Set problem: Extract all lines from the data beneath that include the word "stacked".
## START Supplied material
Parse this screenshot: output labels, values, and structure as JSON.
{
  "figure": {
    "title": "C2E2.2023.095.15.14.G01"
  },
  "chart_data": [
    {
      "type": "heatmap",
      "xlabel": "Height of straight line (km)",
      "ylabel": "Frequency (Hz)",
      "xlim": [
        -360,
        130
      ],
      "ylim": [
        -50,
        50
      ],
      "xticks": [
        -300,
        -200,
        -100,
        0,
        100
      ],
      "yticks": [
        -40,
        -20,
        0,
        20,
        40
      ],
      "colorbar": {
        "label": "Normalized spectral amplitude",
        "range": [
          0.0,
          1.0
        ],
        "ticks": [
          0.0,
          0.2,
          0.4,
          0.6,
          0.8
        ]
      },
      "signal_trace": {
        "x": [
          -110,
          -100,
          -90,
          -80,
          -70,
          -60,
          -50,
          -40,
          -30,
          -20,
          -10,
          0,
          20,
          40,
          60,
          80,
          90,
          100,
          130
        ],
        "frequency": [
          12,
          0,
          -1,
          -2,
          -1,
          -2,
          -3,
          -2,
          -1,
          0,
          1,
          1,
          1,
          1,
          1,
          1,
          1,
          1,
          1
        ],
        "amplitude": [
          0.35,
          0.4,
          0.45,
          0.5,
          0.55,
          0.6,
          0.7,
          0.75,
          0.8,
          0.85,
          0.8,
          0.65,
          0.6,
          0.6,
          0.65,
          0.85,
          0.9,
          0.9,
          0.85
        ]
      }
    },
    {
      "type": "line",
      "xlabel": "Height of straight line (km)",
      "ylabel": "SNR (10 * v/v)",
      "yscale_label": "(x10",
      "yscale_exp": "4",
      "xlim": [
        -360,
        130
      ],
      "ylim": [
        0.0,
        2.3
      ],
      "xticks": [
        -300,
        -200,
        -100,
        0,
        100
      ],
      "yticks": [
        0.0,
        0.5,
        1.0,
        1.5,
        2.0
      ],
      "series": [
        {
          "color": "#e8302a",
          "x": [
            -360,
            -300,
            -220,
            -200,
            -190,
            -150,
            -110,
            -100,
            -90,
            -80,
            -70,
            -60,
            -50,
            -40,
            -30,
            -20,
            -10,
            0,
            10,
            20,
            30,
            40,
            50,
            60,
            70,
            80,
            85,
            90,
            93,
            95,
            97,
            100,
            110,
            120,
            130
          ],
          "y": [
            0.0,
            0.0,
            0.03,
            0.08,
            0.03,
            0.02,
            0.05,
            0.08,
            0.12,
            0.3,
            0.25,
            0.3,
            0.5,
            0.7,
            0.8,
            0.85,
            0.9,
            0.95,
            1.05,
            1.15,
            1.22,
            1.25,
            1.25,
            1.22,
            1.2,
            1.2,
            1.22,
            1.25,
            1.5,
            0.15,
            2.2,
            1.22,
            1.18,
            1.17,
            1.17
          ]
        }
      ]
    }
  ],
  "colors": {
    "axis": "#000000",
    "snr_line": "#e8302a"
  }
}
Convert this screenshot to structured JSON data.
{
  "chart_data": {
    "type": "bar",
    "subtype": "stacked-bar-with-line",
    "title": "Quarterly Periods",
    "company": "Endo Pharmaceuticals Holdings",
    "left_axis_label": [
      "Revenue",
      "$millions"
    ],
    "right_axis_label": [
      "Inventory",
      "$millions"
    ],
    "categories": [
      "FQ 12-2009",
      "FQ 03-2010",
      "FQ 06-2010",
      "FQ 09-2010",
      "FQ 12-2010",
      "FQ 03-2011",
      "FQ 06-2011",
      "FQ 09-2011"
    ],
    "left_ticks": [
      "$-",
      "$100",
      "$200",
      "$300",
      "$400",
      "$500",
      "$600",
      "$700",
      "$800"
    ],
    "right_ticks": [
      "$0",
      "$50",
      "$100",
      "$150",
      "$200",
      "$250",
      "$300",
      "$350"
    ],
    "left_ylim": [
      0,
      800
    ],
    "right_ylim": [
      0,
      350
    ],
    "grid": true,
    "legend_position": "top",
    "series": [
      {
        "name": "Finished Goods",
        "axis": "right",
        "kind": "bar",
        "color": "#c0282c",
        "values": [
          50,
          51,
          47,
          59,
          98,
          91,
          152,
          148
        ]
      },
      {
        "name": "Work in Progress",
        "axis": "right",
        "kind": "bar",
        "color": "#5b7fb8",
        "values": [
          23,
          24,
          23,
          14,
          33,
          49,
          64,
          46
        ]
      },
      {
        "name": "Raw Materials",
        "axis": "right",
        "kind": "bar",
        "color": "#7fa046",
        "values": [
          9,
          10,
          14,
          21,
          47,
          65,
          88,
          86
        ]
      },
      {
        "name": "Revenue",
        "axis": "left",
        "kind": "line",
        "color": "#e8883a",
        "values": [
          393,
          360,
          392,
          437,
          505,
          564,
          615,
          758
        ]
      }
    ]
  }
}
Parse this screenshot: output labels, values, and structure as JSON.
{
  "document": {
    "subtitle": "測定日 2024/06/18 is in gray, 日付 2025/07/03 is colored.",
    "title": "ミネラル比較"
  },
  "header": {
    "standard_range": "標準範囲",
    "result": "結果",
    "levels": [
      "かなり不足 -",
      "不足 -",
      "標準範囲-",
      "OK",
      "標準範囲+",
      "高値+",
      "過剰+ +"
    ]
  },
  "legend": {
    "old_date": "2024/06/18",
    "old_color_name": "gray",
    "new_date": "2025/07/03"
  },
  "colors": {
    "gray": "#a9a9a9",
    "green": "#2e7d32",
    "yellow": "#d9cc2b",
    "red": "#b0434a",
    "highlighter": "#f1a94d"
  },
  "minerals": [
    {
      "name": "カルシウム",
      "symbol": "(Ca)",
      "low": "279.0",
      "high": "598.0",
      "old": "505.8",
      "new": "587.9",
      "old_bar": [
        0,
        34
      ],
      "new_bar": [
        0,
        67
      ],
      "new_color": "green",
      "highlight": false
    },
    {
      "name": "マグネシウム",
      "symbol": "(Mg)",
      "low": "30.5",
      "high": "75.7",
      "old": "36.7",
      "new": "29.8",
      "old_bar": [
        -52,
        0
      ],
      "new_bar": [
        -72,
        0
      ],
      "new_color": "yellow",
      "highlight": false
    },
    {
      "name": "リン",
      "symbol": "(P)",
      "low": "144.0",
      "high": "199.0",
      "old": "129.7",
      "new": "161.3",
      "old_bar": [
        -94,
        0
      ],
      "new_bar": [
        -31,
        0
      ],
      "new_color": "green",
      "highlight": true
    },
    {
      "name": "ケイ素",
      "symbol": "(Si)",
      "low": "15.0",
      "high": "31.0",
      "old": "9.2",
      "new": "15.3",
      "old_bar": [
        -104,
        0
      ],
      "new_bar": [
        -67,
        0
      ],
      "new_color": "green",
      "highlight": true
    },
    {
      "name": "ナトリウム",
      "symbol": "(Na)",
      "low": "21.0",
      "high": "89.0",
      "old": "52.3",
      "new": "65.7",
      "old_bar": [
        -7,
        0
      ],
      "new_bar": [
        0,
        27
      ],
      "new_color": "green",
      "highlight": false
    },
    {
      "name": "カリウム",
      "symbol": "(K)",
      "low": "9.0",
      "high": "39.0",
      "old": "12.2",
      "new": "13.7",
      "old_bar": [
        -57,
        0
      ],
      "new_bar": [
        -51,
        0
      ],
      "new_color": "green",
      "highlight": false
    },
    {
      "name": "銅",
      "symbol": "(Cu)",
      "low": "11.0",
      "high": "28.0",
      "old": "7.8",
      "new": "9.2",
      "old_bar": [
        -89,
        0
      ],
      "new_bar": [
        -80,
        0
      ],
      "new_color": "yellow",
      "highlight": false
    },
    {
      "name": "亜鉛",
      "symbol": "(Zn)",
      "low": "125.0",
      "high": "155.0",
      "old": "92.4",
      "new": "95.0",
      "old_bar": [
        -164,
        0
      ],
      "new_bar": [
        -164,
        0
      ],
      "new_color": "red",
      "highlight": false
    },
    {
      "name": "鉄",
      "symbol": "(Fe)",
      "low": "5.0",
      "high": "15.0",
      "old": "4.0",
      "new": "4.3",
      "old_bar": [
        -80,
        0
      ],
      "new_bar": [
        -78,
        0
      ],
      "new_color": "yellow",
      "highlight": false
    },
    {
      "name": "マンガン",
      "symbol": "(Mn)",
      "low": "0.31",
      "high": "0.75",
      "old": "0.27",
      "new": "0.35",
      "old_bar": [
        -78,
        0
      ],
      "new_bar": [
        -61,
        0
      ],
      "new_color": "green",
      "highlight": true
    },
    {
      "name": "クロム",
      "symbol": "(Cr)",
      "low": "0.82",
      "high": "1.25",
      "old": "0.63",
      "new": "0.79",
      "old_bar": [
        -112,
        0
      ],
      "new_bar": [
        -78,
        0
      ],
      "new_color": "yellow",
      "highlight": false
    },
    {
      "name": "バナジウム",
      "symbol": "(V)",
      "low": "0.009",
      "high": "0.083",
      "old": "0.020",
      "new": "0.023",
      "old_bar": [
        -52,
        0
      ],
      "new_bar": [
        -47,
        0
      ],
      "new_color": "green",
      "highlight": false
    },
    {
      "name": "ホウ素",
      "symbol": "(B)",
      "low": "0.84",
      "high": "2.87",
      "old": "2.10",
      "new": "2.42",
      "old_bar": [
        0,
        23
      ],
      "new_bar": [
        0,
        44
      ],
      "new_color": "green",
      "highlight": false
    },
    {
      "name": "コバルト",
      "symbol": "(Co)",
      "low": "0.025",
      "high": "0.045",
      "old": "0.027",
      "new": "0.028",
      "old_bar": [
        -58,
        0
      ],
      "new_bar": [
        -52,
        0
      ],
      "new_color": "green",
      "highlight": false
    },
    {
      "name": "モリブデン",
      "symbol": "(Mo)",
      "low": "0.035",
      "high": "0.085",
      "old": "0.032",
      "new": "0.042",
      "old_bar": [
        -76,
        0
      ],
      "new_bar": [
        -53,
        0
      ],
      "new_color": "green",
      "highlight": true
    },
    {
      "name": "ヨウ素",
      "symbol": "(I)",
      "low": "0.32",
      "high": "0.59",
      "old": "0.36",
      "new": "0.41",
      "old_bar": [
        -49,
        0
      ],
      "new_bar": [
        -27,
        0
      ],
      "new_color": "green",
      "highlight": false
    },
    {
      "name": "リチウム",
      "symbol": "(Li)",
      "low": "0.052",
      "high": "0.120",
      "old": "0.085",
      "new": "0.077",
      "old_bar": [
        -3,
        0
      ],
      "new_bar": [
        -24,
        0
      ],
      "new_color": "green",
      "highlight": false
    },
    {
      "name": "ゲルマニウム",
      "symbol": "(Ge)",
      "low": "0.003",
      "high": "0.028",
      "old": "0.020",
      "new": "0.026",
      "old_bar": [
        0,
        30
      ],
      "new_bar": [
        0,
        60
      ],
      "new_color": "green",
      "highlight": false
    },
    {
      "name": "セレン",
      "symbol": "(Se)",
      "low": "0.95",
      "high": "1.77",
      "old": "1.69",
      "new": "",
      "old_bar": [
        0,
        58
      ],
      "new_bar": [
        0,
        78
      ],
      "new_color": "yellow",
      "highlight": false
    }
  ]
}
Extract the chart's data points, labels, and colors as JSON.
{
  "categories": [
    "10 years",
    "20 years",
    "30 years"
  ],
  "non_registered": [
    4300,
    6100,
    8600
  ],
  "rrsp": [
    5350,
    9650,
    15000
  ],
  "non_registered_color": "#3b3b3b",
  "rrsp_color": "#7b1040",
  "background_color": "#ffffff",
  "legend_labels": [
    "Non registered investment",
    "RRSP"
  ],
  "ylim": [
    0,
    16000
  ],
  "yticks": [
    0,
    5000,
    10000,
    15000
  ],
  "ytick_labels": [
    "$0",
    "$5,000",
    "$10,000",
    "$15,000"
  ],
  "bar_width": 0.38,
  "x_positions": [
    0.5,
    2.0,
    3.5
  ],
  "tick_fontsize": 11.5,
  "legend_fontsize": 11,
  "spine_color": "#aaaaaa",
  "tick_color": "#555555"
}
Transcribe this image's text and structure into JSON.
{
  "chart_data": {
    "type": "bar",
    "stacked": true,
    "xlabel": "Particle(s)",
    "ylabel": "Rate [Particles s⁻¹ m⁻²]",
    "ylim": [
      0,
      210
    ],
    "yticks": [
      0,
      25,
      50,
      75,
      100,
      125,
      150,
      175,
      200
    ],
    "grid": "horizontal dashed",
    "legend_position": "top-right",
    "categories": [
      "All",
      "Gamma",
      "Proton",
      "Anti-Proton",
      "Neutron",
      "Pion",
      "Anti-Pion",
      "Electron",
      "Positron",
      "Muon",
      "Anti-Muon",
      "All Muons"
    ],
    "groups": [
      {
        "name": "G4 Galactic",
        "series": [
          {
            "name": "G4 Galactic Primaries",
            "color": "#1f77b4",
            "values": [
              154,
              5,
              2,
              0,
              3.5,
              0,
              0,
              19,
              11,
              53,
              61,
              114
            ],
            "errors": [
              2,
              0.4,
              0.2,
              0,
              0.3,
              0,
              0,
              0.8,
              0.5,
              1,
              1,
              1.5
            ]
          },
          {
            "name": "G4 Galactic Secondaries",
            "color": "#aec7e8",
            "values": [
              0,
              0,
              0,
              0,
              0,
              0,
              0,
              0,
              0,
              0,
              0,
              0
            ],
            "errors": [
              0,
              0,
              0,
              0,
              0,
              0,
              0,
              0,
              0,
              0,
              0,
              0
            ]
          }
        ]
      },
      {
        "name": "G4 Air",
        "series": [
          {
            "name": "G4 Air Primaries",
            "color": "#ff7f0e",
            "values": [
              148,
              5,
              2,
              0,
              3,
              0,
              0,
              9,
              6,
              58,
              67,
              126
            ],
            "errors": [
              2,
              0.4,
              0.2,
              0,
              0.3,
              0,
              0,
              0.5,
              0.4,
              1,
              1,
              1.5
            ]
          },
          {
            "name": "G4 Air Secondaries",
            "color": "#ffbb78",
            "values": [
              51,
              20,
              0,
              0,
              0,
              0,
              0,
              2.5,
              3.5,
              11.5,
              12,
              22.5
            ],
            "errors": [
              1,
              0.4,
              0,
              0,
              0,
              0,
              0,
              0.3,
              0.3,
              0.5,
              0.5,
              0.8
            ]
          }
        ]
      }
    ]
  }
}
## END Supplied material
Full answer:
    "subtype": "stacked-bar-with-line",
    "stacked": true,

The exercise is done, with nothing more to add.